- [WHAT TO WORK ON]:
In your copy, include every line of the listing below exactly but none of the pictures.

[START OF INFORMATION GIVEN]

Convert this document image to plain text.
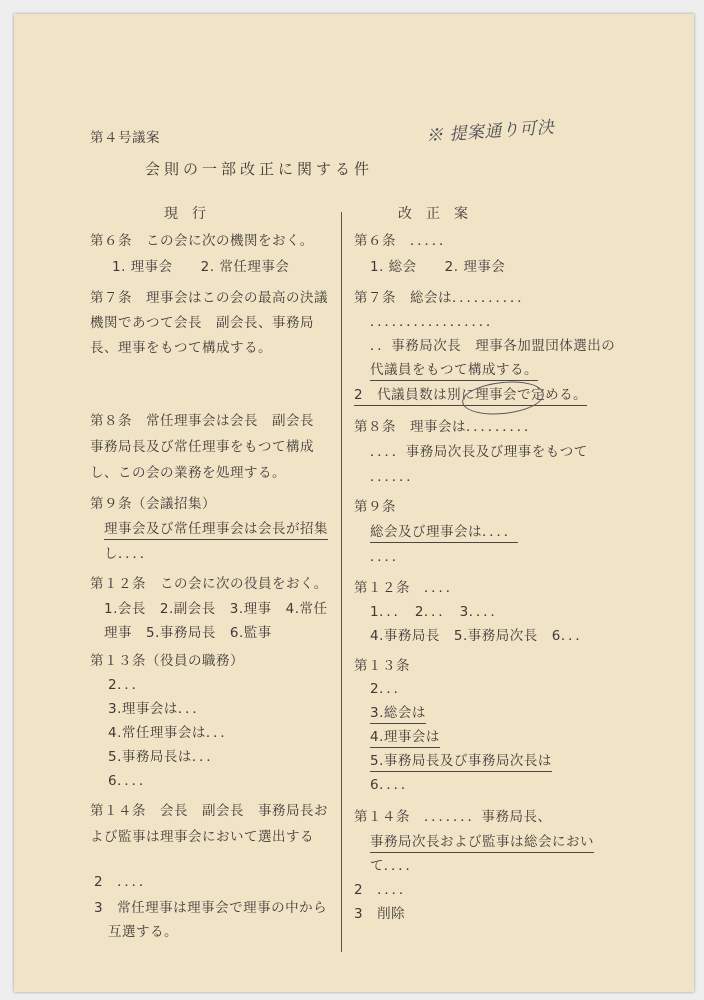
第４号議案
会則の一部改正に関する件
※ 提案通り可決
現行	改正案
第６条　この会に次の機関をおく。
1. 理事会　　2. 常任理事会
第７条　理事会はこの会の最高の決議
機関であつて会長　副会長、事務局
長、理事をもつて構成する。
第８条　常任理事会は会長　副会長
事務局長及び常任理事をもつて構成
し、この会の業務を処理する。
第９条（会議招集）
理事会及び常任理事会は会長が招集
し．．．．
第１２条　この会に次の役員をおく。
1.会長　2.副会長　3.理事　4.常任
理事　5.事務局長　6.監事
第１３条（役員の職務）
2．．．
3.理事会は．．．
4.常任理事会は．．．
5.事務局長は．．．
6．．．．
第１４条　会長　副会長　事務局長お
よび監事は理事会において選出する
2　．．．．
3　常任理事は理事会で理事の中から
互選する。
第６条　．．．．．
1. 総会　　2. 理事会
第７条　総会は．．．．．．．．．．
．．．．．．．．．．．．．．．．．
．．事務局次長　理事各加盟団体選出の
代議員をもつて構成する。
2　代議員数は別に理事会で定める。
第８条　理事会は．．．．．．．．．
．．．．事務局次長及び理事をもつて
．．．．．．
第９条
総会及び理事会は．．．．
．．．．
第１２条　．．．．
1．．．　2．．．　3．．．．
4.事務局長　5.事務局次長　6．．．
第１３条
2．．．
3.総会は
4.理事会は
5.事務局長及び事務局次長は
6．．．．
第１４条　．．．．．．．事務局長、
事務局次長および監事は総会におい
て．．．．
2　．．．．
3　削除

[END OF INFORMATION GIVEN]

- [TASK SOLUTION]:
Convert this document image to plain text.
第４号議案
会則の一部改正に関する件
※ 提案通り可決
現行	改正案
第６条　この会に次の機関をおく。
1. 理事会　　2. 常任理事会
第７条　理事会はこの会の最高の決議
機関であつて会長　副会長、事務局
長、理事をもつて構成する。
第８条　常任理事会は会長　副会長
事務局長及び常任理事をもつて構成
し、この会の業務を処理する。
第９条（会議招集）
理事会及び常任理事会は会長が招集
し．．．．
第１２条　この会に次の役員をおく。
1.会長　2.副会長　3.理事　4.常任
理事　5.事務局長　6.監事
第１３条（役員の職務）
2．．．
3.理事会は．．．
4.常任理事会は．．．
5.事務局長は．．．
6．．．．
第１４条　会長　副会長　事務局長お
よび監事は理事会において選出する
2　．．．．
3　常任理事は理事会で理事の中から
互選する。
第６条　．．．．．
1. 総会　　2. 理事会
第７条　総会は．．．．．．．．．．
．．．．．．．．．．．．．．．．．
．．事務局次長　理事各加盟団体選出の
代議員をもつて構成する。
2　代議員数は別に理事会で定める。
第８条　理事会は．．．．．．．．．
．．．．事務局次長及び理事をもつて
．．．．．．
第９条
総会及び理事会は．．．．
．．．．
第１２条　．．．．
1．．．　2．．．　3．．．．
4.事務局長　5.事務局次長　6．．．
第１３条
2．．．
3.総会は
4.理事会は
5.事務局長及び事務局次長は
6．．．．
第１４条　．．．．．．．事務局長、
事務局次長および監事は総会におい
て．．．．
2　．．．．
3　削除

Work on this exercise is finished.